/---

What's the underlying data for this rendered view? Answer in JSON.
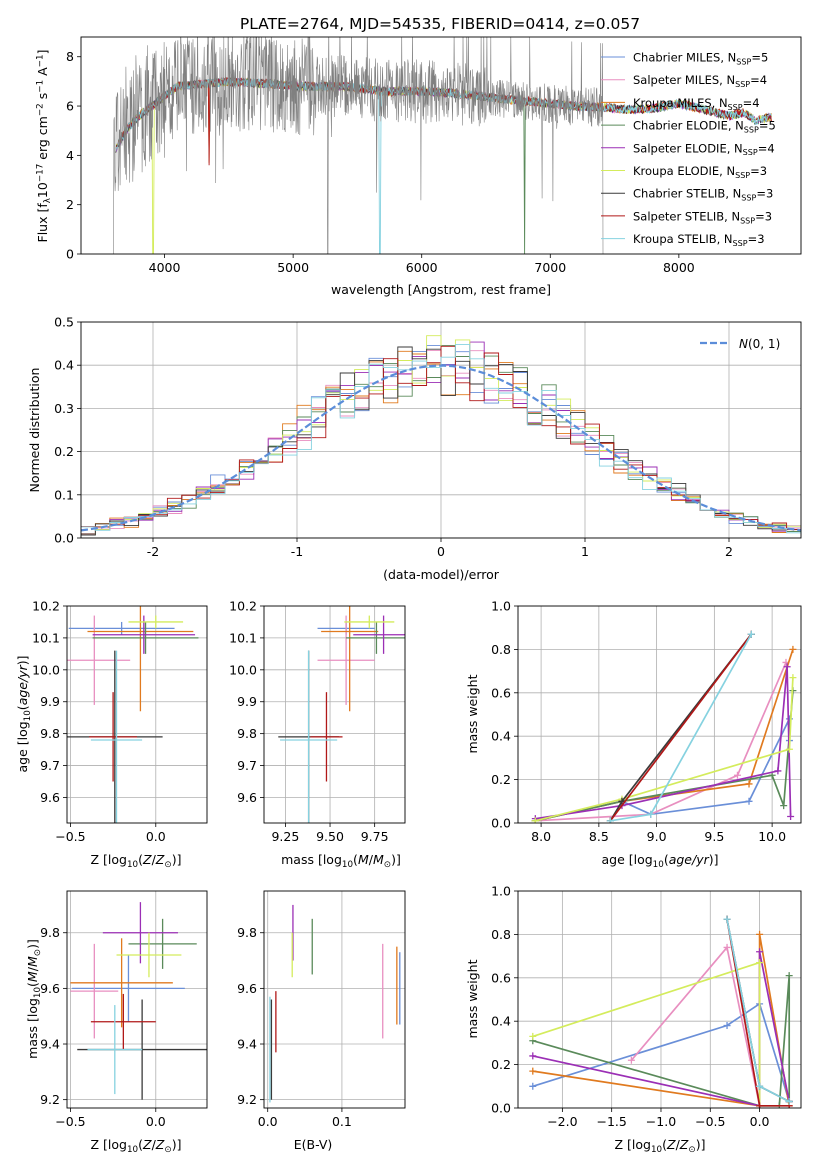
{
  "title": "PLATE=2764, MJD=54535, FIBERID=0414, z=0.057",
  "colors": {
    "gray": "#808080",
    "ch_miles": "#6a8fd8",
    "sa_miles": "#e88fc0",
    "kr_miles": "#e07a1f",
    "ch_elodie": "#5a8a5a",
    "sa_elodie": "#9b2fb5",
    "kr_elodie": "#d4ec5c",
    "ch_stelib": "#3a3a3a",
    "sa_stelib": "#b01818",
    "kr_stelib": "#86d2e0",
    "gauss": "#5b8dd9",
    "grid": "#b0b0b0"
  },
  "legend": [
    {
      "key": "ch_miles",
      "label": "Chabrier MILES, N",
      "n": "=5"
    },
    {
      "key": "sa_miles",
      "label": "Salpeter MILES, N",
      "n": "=4"
    },
    {
      "key": "kr_miles",
      "label": "Kroupa MILES, N",
      "n": "=4"
    },
    {
      "key": "ch_elodie",
      "label": "Chabrier ELODIE, N",
      "n": "=5"
    },
    {
      "key": "sa_elodie",
      "label": "Salpeter ELODIE, N",
      "n": "=4"
    },
    {
      "key": "kr_elodie",
      "label": "Kroupa ELODIE, N",
      "n": "=3"
    },
    {
      "key": "ch_stelib",
      "label": "Chabrier STELIB, N",
      "n": "=3"
    },
    {
      "key": "sa_stelib",
      "label": "Salpeter STELIB, N",
      "n": "=3"
    },
    {
      "key": "kr_stelib",
      "label": "Kroupa STELIB, N",
      "n": "=3"
    }
  ],
  "legend_sub": "SSP",
  "chart_data": [
    {
      "id": "spectrum",
      "type": "line",
      "xlabel": "wavelength [Angstrom, rest frame]",
      "ylabel_parts": [
        "Flux [f",
        "λ",
        "10",
        "−17",
        " erg cm",
        "−2",
        " s",
        "−1",
        " A",
        "−1",
        "]"
      ],
      "xlim": [
        3350,
        8950
      ],
      "ylim": [
        0,
        8.8
      ],
      "xticks": [
        4000,
        5000,
        6000,
        7000,
        8000
      ],
      "yticks": [
        0,
        2,
        4,
        6,
        8
      ],
      "continuum": [
        [
          3600,
          4.1
        ],
        [
          3700,
          5.0
        ],
        [
          3800,
          5.6
        ],
        [
          3900,
          6.0
        ],
        [
          4000,
          6.4
        ],
        [
          4100,
          6.8
        ],
        [
          4300,
          6.9
        ],
        [
          4500,
          7.0
        ],
        [
          4800,
          6.9
        ],
        [
          5100,
          6.8
        ],
        [
          5400,
          6.8
        ],
        [
          5700,
          6.6
        ],
        [
          6000,
          6.6
        ],
        [
          6300,
          6.5
        ],
        [
          6600,
          6.3
        ],
        [
          6800,
          6.2
        ],
        [
          7000,
          6.1
        ],
        [
          7200,
          6.0
        ],
        [
          7400,
          5.95
        ],
        [
          7600,
          5.85
        ],
        [
          7800,
          5.9
        ],
        [
          8000,
          6.1
        ],
        [
          8200,
          5.85
        ],
        [
          8400,
          5.6
        ],
        [
          8500,
          5.75
        ],
        [
          8600,
          5.4
        ],
        [
          8700,
          5.55
        ]
      ],
      "spectrum_range": [
        3600,
        7420
      ],
      "model_range": [
        3620,
        8720
      ]
    },
    {
      "id": "residuals",
      "type": "step",
      "xlabel": "(data-model)/error",
      "ylabel": "Normed distribution",
      "xlim": [
        -2.5,
        2.5
      ],
      "ylim": [
        0,
        0.5
      ],
      "xticks": [
        -2,
        -1,
        0,
        1,
        2
      ],
      "yticks": [
        0.0,
        0.1,
        0.2,
        0.3,
        0.4,
        0.5
      ],
      "ytick_labels": [
        "0.0",
        "0.1",
        "0.2",
        "0.3",
        "0.4",
        "0.5"
      ],
      "legend_label": "N(0,1)",
      "bins": 50
    },
    {
      "id": "age_Z",
      "type": "errorbar",
      "xlabel": "Z [log10(Z/Z⊙)]",
      "ylabel": "age  [log10(age/yr)]",
      "xlim": [
        -0.52,
        0.3
      ],
      "ylim": [
        9.52,
        10.2
      ],
      "xticks": [
        -0.5,
        0.0
      ],
      "xtick_labels": [
        "−0.5",
        "0.0"
      ],
      "yticks": [
        9.6,
        9.7,
        9.8,
        9.9,
        10.0,
        10.1,
        10.2
      ],
      "ytick_labels": [
        "9.6",
        "9.7",
        "9.8",
        "9.9",
        "10.0",
        "10.1",
        "10.2"
      ],
      "points": [
        {
          "key": "ch_miles",
          "x": -0.2,
          "y": 10.13,
          "xe": 0.31,
          "ye": 0.02
        },
        {
          "key": "sa_miles",
          "x": -0.36,
          "y": 10.03,
          "xe": 0.21,
          "ye": 0.14
        },
        {
          "key": "kr_miles",
          "x": -0.09,
          "y": 10.12,
          "xe": 0.31,
          "ye": 0.25
        },
        {
          "key": "ch_elodie",
          "x": -0.06,
          "y": 10.1,
          "xe": 0.31,
          "ye": 0.05
        },
        {
          "key": "sa_elodie",
          "x": -0.07,
          "y": 10.11,
          "xe": 0.3,
          "ye": 0.06
        },
        {
          "key": "kr_elodie",
          "x": 0.0,
          "y": 10.15,
          "xe": 0.16,
          "ye": 0.02
        },
        {
          "key": "ch_stelib",
          "x": -0.24,
          "y": 9.79,
          "xe": 0.28,
          "ye": 0.27
        },
        {
          "key": "sa_stelib",
          "x": -0.25,
          "y": 9.79,
          "xe": 0.14,
          "ye": 0.14
        },
        {
          "key": "kr_stelib",
          "x": -0.23,
          "y": 9.78,
          "xe": 0.15,
          "ye": 0.28
        }
      ]
    },
    {
      "id": "age_mass",
      "type": "errorbar",
      "xlabel": "mass [log10(M/M⊙)]",
      "ylabel": "",
      "xlim": [
        9.13,
        9.92
      ],
      "ylim": [
        9.52,
        10.2
      ],
      "xticks": [
        9.25,
        9.5,
        9.75
      ],
      "xtick_labels": [
        "9.25",
        "9.50",
        "9.75"
      ],
      "yticks": [
        9.6,
        9.7,
        9.8,
        9.9,
        10.0,
        10.1,
        10.2
      ],
      "ytick_labels": [
        "9.6",
        "9.7",
        "9.8",
        "9.9",
        "10.0",
        "10.1",
        "10.2"
      ],
      "points": [
        {
          "key": "ch_miles",
          "x": 9.59,
          "y": 10.13,
          "xe": 0.16,
          "ye": 0.02
        },
        {
          "key": "sa_miles",
          "x": 9.59,
          "y": 10.03,
          "xe": 0.16,
          "ye": 0.14
        },
        {
          "key": "kr_miles",
          "x": 9.61,
          "y": 10.12,
          "xe": 0.16,
          "ye": 0.25
        },
        {
          "key": "ch_elodie",
          "x": 9.76,
          "y": 10.1,
          "xe": 0.17,
          "ye": 0.05
        },
        {
          "key": "sa_elodie",
          "x": 9.8,
          "y": 10.11,
          "xe": 0.17,
          "ye": 0.06
        },
        {
          "key": "kr_elodie",
          "x": 9.72,
          "y": 10.15,
          "xe": 0.14,
          "ye": 0.02
        },
        {
          "key": "ch_stelib",
          "x": 9.38,
          "y": 9.79,
          "xe": 0.17,
          "ye": 0.27
        },
        {
          "key": "sa_stelib",
          "x": 9.48,
          "y": 9.79,
          "xe": 0.09,
          "ye": 0.14
        },
        {
          "key": "kr_stelib",
          "x": 9.38,
          "y": 9.78,
          "xe": 0.16,
          "ye": 0.28
        }
      ]
    },
    {
      "id": "weight_age",
      "type": "line",
      "xlabel": "age  [log10(age/yr)]",
      "ylabel": "mass weight",
      "xlim": [
        7.8,
        10.25
      ],
      "ylim": [
        0,
        1.0
      ],
      "xticks": [
        8.0,
        8.5,
        9.0,
        9.5,
        10.0
      ],
      "xtick_labels": [
        "8.0",
        "8.5",
        "9.0",
        "9.5",
        "10.0"
      ],
      "yticks": [
        0.0,
        0.2,
        0.4,
        0.6,
        0.8,
        1.0
      ],
      "ytick_labels": [
        "0.0",
        "0.2",
        "0.4",
        "0.6",
        "0.8",
        "1.0"
      ],
      "series": [
        {
          "key": "ch_miles",
          "pts": [
            [
              7.95,
              0.01
            ],
            [
              8.7,
              0.1
            ],
            [
              8.95,
              0.04
            ],
            [
              9.8,
              0.1
            ],
            [
              10.15,
              0.48
            ],
            [
              10.15,
              0.38
            ]
          ]
        },
        {
          "key": "sa_miles",
          "pts": [
            [
              7.95,
              0.01
            ],
            [
              8.95,
              0.04
            ],
            [
              9.7,
              0.22
            ],
            [
              10.12,
              0.74
            ]
          ]
        },
        {
          "key": "kr_miles",
          "pts": [
            [
              7.95,
              0.01
            ],
            [
              8.7,
              0.1
            ],
            [
              9.8,
              0.18
            ],
            [
              10.18,
              0.8
            ]
          ]
        },
        {
          "key": "ch_elodie",
          "pts": [
            [
              7.95,
              0.01
            ],
            [
              8.7,
              0.1
            ],
            [
              10.0,
              0.22
            ],
            [
              10.1,
              0.08
            ],
            [
              10.18,
              0.61
            ]
          ]
        },
        {
          "key": "sa_elodie",
          "pts": [
            [
              7.95,
              0.02
            ],
            [
              8.7,
              0.08
            ],
            [
              10.05,
              0.24
            ],
            [
              10.13,
              0.72
            ],
            [
              10.16,
              0.03
            ]
          ]
        },
        {
          "key": "kr_elodie",
          "pts": [
            [
              7.95,
              0.01
            ],
            [
              8.7,
              0.11
            ],
            [
              10.15,
              0.34
            ],
            [
              10.18,
              0.67
            ]
          ]
        },
        {
          "key": "ch_stelib",
          "pts": [
            [
              8.6,
              0.01
            ],
            [
              8.7,
              0.1
            ],
            [
              9.82,
              0.87
            ]
          ]
        },
        {
          "key": "sa_stelib",
          "pts": [
            [
              8.6,
              0.01
            ],
            [
              9.82,
              0.87
            ]
          ]
        },
        {
          "key": "kr_stelib",
          "pts": [
            [
              8.6,
              0.01
            ],
            [
              8.95,
              0.04
            ],
            [
              9.82,
              0.87
            ]
          ]
        }
      ]
    },
    {
      "id": "mass_Z",
      "type": "errorbar",
      "xlabel": "Z [log10(Z/Z⊙)]",
      "ylabel": "mass [log10(M/M⊙)]",
      "xlim": [
        -0.52,
        0.3
      ],
      "ylim": [
        9.17,
        9.95
      ],
      "xticks": [
        -0.5,
        0.0
      ],
      "xtick_labels": [
        "−0.5",
        "0.0"
      ],
      "yticks": [
        9.2,
        9.4,
        9.6,
        9.8
      ],
      "ytick_labels": [
        "9.2",
        "9.4",
        "9.6",
        "9.8"
      ],
      "points": [
        {
          "key": "ch_miles",
          "x": -0.16,
          "y": 9.6,
          "xe": 0.33,
          "ye": 0.12
        },
        {
          "key": "sa_miles",
          "x": -0.36,
          "y": 9.59,
          "xe": 0.14,
          "ye": 0.17
        },
        {
          "key": "kr_miles",
          "x": -0.2,
          "y": 9.62,
          "xe": 0.3,
          "ye": 0.16
        },
        {
          "key": "ch_elodie",
          "x": 0.04,
          "y": 9.76,
          "xe": 0.2,
          "ye": 0.09
        },
        {
          "key": "sa_elodie",
          "x": -0.09,
          "y": 9.8,
          "xe": 0.22,
          "ye": 0.11
        },
        {
          "key": "kr_elodie",
          "x": -0.04,
          "y": 9.72,
          "xe": 0.19,
          "ye": 0.08
        },
        {
          "key": "ch_stelib",
          "x": -0.08,
          "y": 9.38,
          "xe": 0.38,
          "ye": 0.18
        },
        {
          "key": "sa_stelib",
          "x": -0.19,
          "y": 9.48,
          "xe": 0.19,
          "ye": 0.1
        },
        {
          "key": "kr_stelib",
          "x": -0.24,
          "y": 9.38,
          "xe": 0.16,
          "ye": 0.16
        }
      ]
    },
    {
      "id": "mass_ebv",
      "type": "errorbar",
      "xlabel": "E(B-V)",
      "ylabel": "",
      "xlim": [
        -0.005,
        0.185
      ],
      "ylim": [
        9.17,
        9.95
      ],
      "xticks": [
        0.0,
        0.1
      ],
      "xtick_labels": [
        "0.0",
        "0.1"
      ],
      "yticks": [
        9.2,
        9.4,
        9.6,
        9.8
      ],
      "ytick_labels": [
        "9.2",
        "9.4",
        "9.6",
        "9.8"
      ],
      "points": [
        {
          "key": "ch_miles",
          "x": 0.178,
          "y": 9.6,
          "xe": 0,
          "ye": 0.13
        },
        {
          "key": "sa_miles",
          "x": 0.155,
          "y": 9.59,
          "xe": 0,
          "ye": 0.17
        },
        {
          "key": "kr_miles",
          "x": 0.174,
          "y": 9.61,
          "xe": 0,
          "ye": 0.14
        },
        {
          "key": "ch_elodie",
          "x": 0.06,
          "y": 9.75,
          "xe": 0,
          "ye": 0.1
        },
        {
          "key": "sa_elodie",
          "x": 0.034,
          "y": 9.8,
          "xe": 0,
          "ye": 0.1
        },
        {
          "key": "kr_elodie",
          "x": 0.033,
          "y": 9.72,
          "xe": 0,
          "ye": 0.08
        },
        {
          "key": "ch_stelib",
          "x": 0.005,
          "y": 9.38,
          "xe": 0,
          "ye": 0.18
        },
        {
          "key": "sa_stelib",
          "x": 0.011,
          "y": 9.48,
          "xe": 0,
          "ye": 0.11
        },
        {
          "key": "kr_stelib",
          "x": 0.003,
          "y": 9.38,
          "xe": 0,
          "ye": 0.19
        }
      ]
    },
    {
      "id": "weight_Z",
      "type": "line",
      "xlabel": "Z [log10(Z/Z⊙)]",
      "ylabel": "mass weight",
      "xlim": [
        -2.45,
        0.42
      ],
      "ylim": [
        0,
        1.0
      ],
      "xticks": [
        -2.0,
        -1.5,
        -1.0,
        -0.5,
        0.0
      ],
      "xtick_labels": [
        "−2.0",
        "−1.5",
        "−1.0",
        "−0.5",
        "0.0"
      ],
      "yticks": [
        0.0,
        0.2,
        0.4,
        0.6,
        0.8,
        1.0
      ],
      "ytick_labels": [
        "0.0",
        "0.2",
        "0.4",
        "0.6",
        "0.8",
        "1.0"
      ],
      "series": [
        {
          "key": "ch_miles",
          "pts": [
            [
              -2.3,
              0.1
            ],
            [
              -0.33,
              0.38
            ],
            [
              0.0,
              0.48
            ],
            [
              0.3,
              0.03
            ]
          ]
        },
        {
          "key": "sa_miles",
          "pts": [
            [
              -1.3,
              0.22
            ],
            [
              -0.33,
              0.74
            ],
            [
              0.0,
              0.01
            ]
          ]
        },
        {
          "key": "kr_miles",
          "pts": [
            [
              -2.3,
              0.17
            ],
            [
              0.0,
              0.01
            ],
            [
              0.0,
              0.8
            ],
            [
              0.3,
              0.01
            ]
          ]
        },
        {
          "key": "ch_elodie",
          "pts": [
            [
              -2.3,
              0.31
            ],
            [
              0.0,
              0.01
            ],
            [
              0.2,
              0.01
            ],
            [
              0.3,
              0.61
            ],
            [
              0.3,
              0.03
            ]
          ]
        },
        {
          "key": "sa_elodie",
          "pts": [
            [
              -2.3,
              0.24
            ],
            [
              0.0,
              0.01
            ],
            [
              0.0,
              0.72
            ],
            [
              0.3,
              0.03
            ]
          ]
        },
        {
          "key": "kr_elodie",
          "pts": [
            [
              -2.3,
              0.33
            ],
            [
              0.0,
              0.67
            ],
            [
              0.0,
              0.01
            ]
          ]
        },
        {
          "key": "ch_stelib",
          "pts": [
            [
              -0.33,
              0.87
            ],
            [
              0.0,
              0.1
            ],
            [
              0.3,
              0.03
            ]
          ]
        },
        {
          "key": "sa_stelib",
          "pts": [
            [
              -0.33,
              0.87
            ],
            [
              0.0,
              0.01
            ],
            [
              0.3,
              0.01
            ]
          ]
        },
        {
          "key": "kr_stelib",
          "pts": [
            [
              -0.33,
              0.87
            ],
            [
              0.0,
              0.1
            ],
            [
              0.3,
              0.03
            ]
          ]
        }
      ]
    }
  ]
}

\---

Only a number is wanted here: how many lines in the data above include the string "Salpeter"?

3